══ Listed records ══
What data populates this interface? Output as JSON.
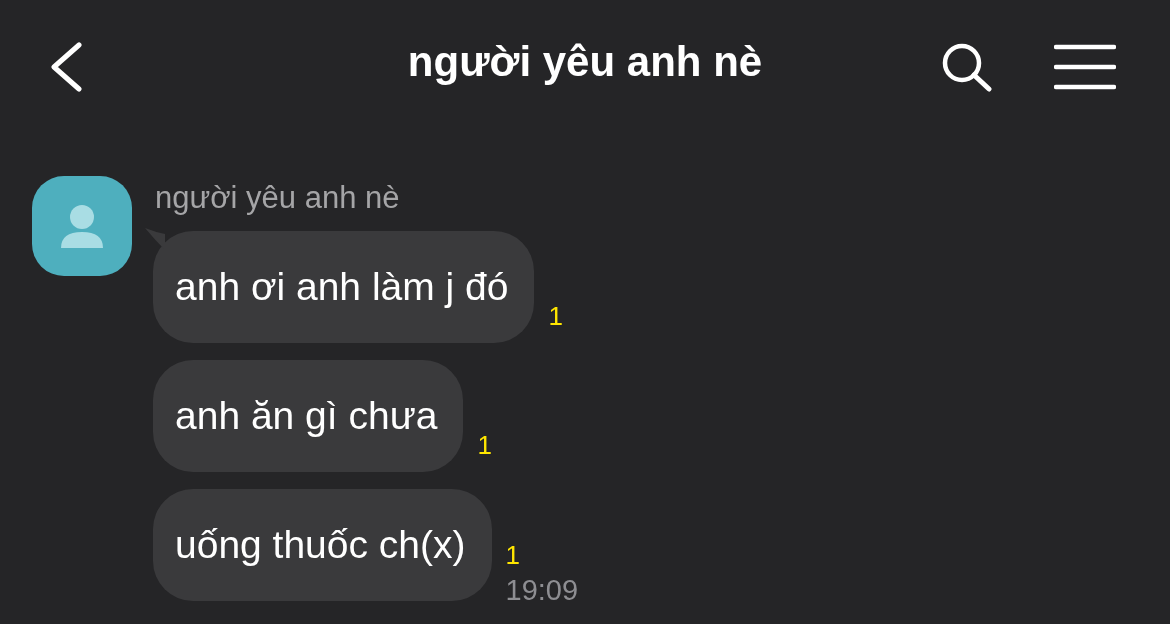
{
  "header": {
    "title": "người yêu anh nè"
  },
  "sender": {
    "name": "người yêu anh nè"
  },
  "messages": [
    {
      "text": "anh ơi anh làm j đó",
      "unread": "1"
    },
    {
      "text": "anh ăn gì chưa",
      "unread": "1"
    },
    {
      "text": "uống thuốc ch(x)",
      "unread": "1",
      "time": "19:09"
    }
  ]
}
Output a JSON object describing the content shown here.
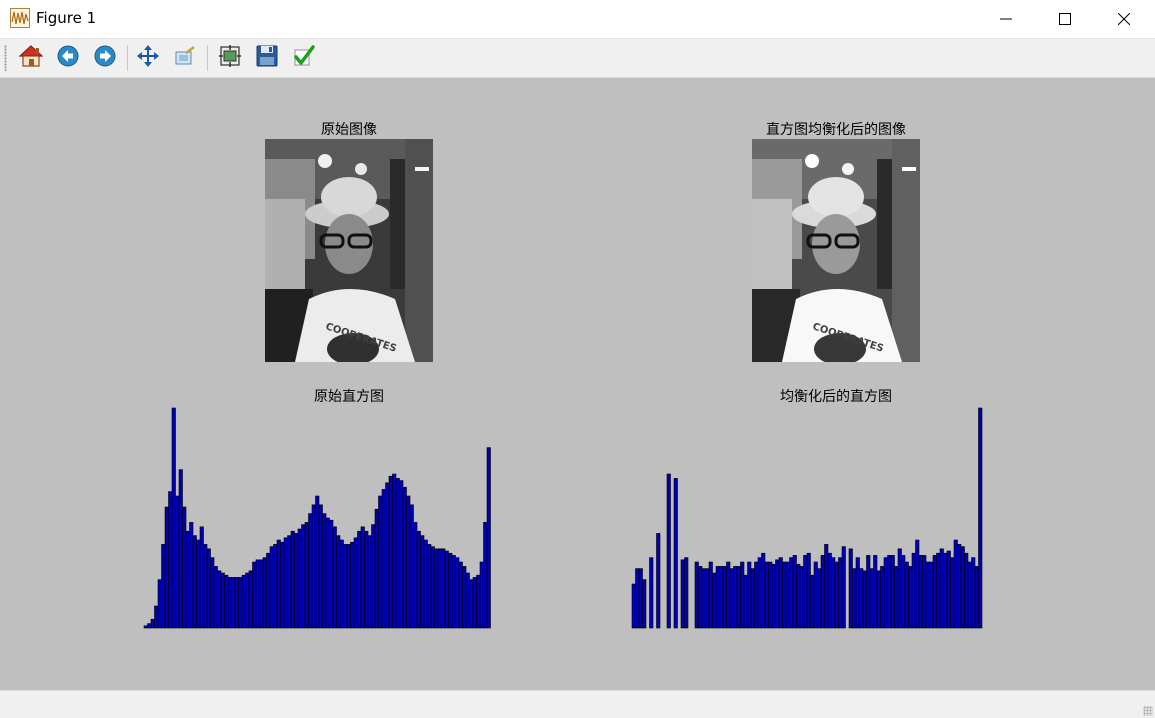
═══
> _What to work on_
Copy each line in full and exactly, omitting any picture.

> _Answer to this task_
What data populates this interface? Output as JSON.
{
  "header": {
    "title": "người yêu anh nè"
  },
  "sender": {
    "name": "người yêu anh nè"
  },
  "messages": [
    {
      "text": "anh ơi anh làm j đó",
      "unread": "1"
    },
    {
      "text": "anh ăn gì chưa",
      "unread": "1"
    },
    {
      "text": "uống thuốc ch(x)",
      "unread": "1",
      "time": "19:09"
    }
  ]
}
Output a JSON object describing the content shown here.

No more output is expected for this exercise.